Saved data entries:
★ ★ ★
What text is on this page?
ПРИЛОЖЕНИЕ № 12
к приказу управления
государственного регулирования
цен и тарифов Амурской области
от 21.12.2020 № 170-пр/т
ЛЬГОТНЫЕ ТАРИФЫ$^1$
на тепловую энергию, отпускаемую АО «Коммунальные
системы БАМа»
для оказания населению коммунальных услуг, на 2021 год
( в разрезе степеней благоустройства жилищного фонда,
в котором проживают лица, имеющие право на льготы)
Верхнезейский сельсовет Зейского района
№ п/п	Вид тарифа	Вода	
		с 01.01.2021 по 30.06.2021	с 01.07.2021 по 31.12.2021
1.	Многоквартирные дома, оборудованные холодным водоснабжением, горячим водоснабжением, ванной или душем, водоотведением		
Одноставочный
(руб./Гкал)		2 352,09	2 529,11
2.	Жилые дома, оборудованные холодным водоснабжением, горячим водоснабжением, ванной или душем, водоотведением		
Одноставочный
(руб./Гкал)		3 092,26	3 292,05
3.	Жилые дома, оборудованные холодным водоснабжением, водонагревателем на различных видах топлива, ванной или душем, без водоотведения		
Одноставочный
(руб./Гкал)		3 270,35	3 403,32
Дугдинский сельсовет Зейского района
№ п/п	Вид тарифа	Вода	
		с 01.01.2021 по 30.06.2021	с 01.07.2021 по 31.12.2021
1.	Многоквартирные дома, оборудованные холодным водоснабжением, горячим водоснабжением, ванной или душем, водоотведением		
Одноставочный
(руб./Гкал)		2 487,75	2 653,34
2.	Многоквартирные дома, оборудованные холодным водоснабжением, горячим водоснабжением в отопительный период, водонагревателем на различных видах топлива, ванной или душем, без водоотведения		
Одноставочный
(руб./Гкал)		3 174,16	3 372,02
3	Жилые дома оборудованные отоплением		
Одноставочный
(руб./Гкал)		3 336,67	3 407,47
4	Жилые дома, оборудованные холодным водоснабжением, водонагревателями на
★ ★ ★
§ **AIM OF THE EXERCISE**:
Review the preceding data and report every line that includes the string "горячим".

§ **TASK SOLUTION**:
1.	Многоквартирные дома, оборудованные холодным водоснабжением, горячим водоснабжением, ванной или душем, водоотведением		
2.	Жилые дома, оборудованные холодным водоснабжением, горячим водоснабжением, ванной или душем, водоотведением		
1.	Многоквартирные дома, оборудованные холодным водоснабжением, горячим водоснабжением, ванной или душем, водоотведением		
2.	Многоквартирные дома, оборудованные холодным водоснабжением, горячим водоснабжением в отопительный период, водонагревателем на различных видах топлива, ванной или душем, без водоотведения		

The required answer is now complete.